#### Given request:
Copy everything in the listing below word for word, apart from any images.

--- START OF Data to use ---

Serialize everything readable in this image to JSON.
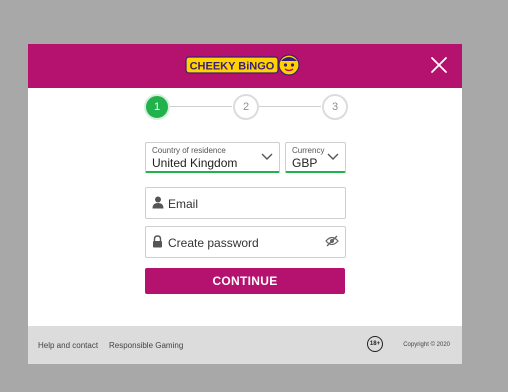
{
  "brand": {
    "logo_text": "CHEEKY BiNGO",
    "color": "#b5116e",
    "accent": "#21b24b"
  },
  "header": {
    "close_icon": "close-icon"
  },
  "steps": {
    "items": [
      "1",
      "2",
      "3"
    ],
    "current": 1
  },
  "form": {
    "country": {
      "label": "Country of residence",
      "value": "United Kingdom"
    },
    "currency": {
      "label": "Currency",
      "value": "GBP"
    },
    "email": {
      "placeholder": "Email"
    },
    "password": {
      "placeholder": "Create password"
    },
    "continue_label": "CONTINUE"
  },
  "footer": {
    "help": "Help and contact",
    "responsible": "Responsible Gaming",
    "age": "18+",
    "copyright": "Copyright © 2020"
  }
}
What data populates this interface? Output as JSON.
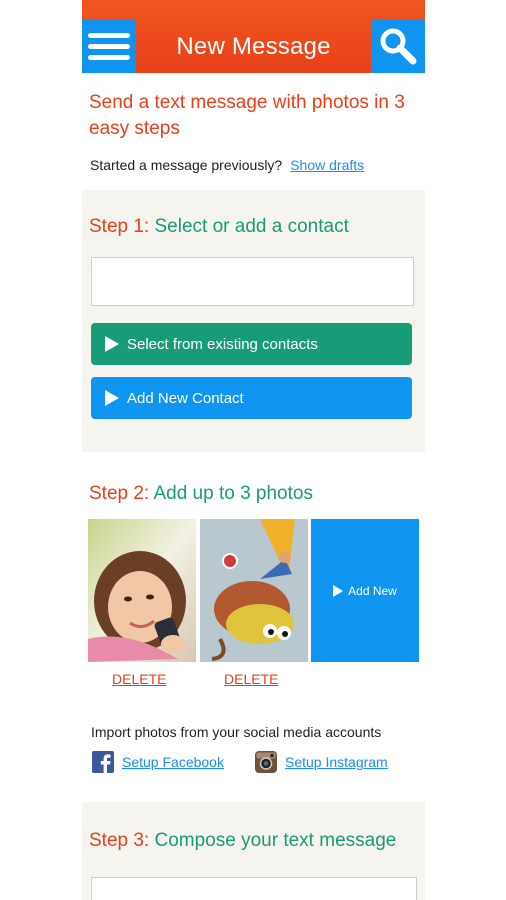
{
  "header": {
    "title": "New Message",
    "menu_icon": "hamburger-menu-icon",
    "search_icon": "search-icon"
  },
  "intro": {
    "headline": "Send a text message with photos in 3 easy steps",
    "drafts_prompt": "Started a message previously?",
    "drafts_link": "Show drafts"
  },
  "step1": {
    "number": "Step 1:",
    "title": "Select or add a contact",
    "contact_input_value": "",
    "select_button": "Select from existing contacts",
    "add_button": "Add New Contact"
  },
  "step2": {
    "number": "Step 2:",
    "title": "Add up to 3 photos",
    "photos": [
      {
        "description": "girl-selfie-photo",
        "delete_label": "DELETE"
      },
      {
        "description": "cartoon-fish-rider-photo",
        "delete_label": "DELETE"
      }
    ],
    "add_new_label": "Add New",
    "import_text": "Import photos from your social media accounts",
    "facebook_link": "Setup Facebook",
    "instagram_link": "Setup Instagram"
  },
  "step3": {
    "number": "Step 3:",
    "title": "Compose your text message",
    "message_value": ""
  },
  "colors": {
    "header_orange": "#e8401a",
    "accent_blue": "#0f94f0",
    "accent_green": "#189c78",
    "step_text_green": "#1b9a7a",
    "panel_bg": "#f5f4ee"
  }
}
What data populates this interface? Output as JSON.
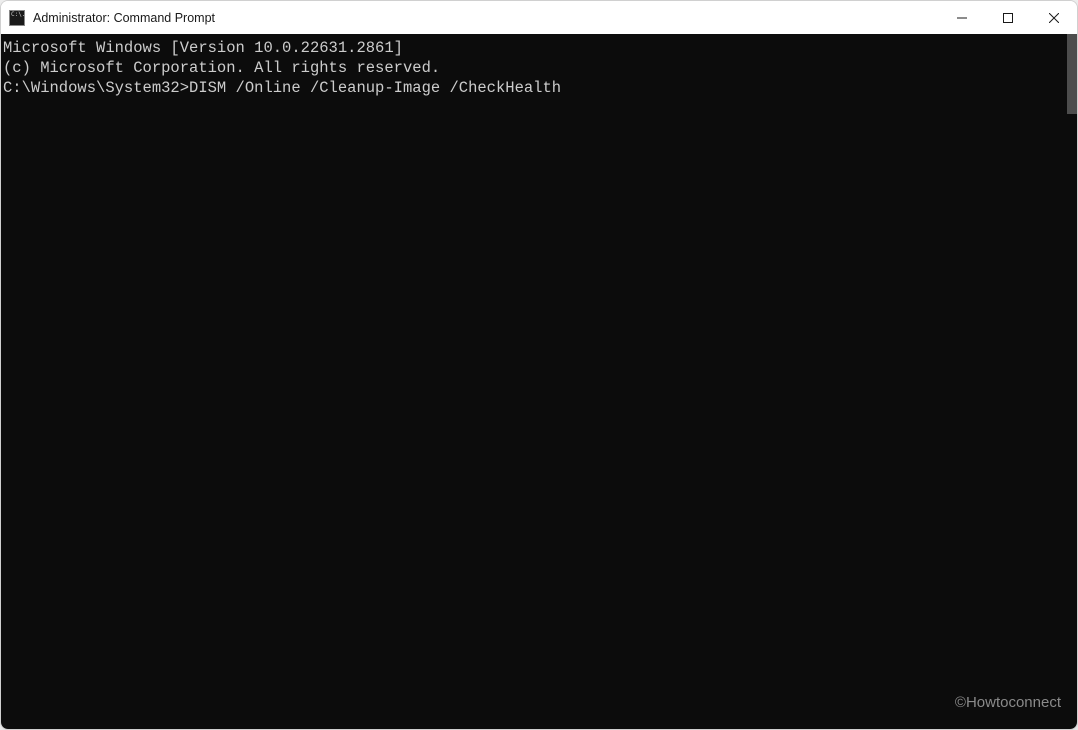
{
  "window": {
    "title": "Administrator: Command Prompt"
  },
  "terminal": {
    "lines": {
      "l0": "Microsoft Windows [Version 10.0.22631.2861]",
      "l1": "(c) Microsoft Corporation. All rights reserved.",
      "l2": "",
      "l3_prompt": "C:\\Windows\\System32>",
      "l3_command": "DISM /Online /Cleanup-Image /CheckHealth"
    }
  },
  "watermark": "©Howtoconnect"
}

--- END OF Data to use ---

#### Complete response:
Serialize everything readable in this image to JSON.
{
  "brand": {
    "logo_text": "CHEEKY BiNGO",
    "color": "#b5116e",
    "accent": "#21b24b"
  },
  "header": {
    "close_icon": "close-icon"
  },
  "steps": {
    "items": [
      "1",
      "2",
      "3"
    ],
    "current": 1
  },
  "form": {
    "country": {
      "label": "Country of residence",
      "value": "United Kingdom"
    },
    "currency": {
      "label": "Currency",
      "value": "GBP"
    },
    "email": {
      "placeholder": "Email"
    },
    "password": {
      "placeholder": "Create password"
    },
    "continue_label": "CONTINUE"
  },
  "footer": {
    "help": "Help and contact",
    "responsible": "Responsible Gaming",
    "age": "18+",
    "copyright": "Copyright © 2020"
  }
}
What data populates this interface? Output as JSON.
{
  "header": {
    "title": "New Message",
    "menu_icon": "hamburger-menu-icon",
    "search_icon": "search-icon"
  },
  "intro": {
    "headline": "Send a text message with photos in 3 easy steps",
    "drafts_prompt": "Started a message previously?",
    "drafts_link": "Show drafts"
  },
  "step1": {
    "number": "Step 1:",
    "title": "Select or add a contact",
    "contact_input_value": "",
    "select_button": "Select from existing contacts",
    "add_button": "Add New Contact"
  },
  "step2": {
    "number": "Step 2:",
    "title": "Add up to 3 photos",
    "photos": [
      {
        "description": "girl-selfie-photo",
        "delete_label": "DELETE"
      },
      {
        "description": "cartoon-fish-rider-photo",
        "delete_label": "DELETE"
      }
    ],
    "add_new_label": "Add New",
    "import_text": "Import photos from your social media accounts",
    "facebook_link": "Setup Facebook",
    "instagram_link": "Setup Instagram"
  },
  "step3": {
    "number": "Step 3:",
    "title": "Compose your text message",
    "message_value": ""
  },
  "colors": {
    "header_orange": "#e8401a",
    "accent_blue": "#0f94f0",
    "accent_green": "#189c78",
    "step_text_green": "#1b9a7a",
    "panel_bg": "#f5f4ee"
  }
}
What data populates this interface? Output as JSON.
{
  "window": {
    "title": "Administrator: Command Prompt"
  },
  "terminal": {
    "lines": {
      "l0": "Microsoft Windows [Version 10.0.22631.2861]",
      "l1": "(c) Microsoft Corporation. All rights reserved.",
      "l2": "",
      "l3_prompt": "C:\\Windows\\System32>",
      "l3_command": "DISM /Online /Cleanup-Image /CheckHealth"
    }
  },
  "watermark": "©Howtoconnect"
}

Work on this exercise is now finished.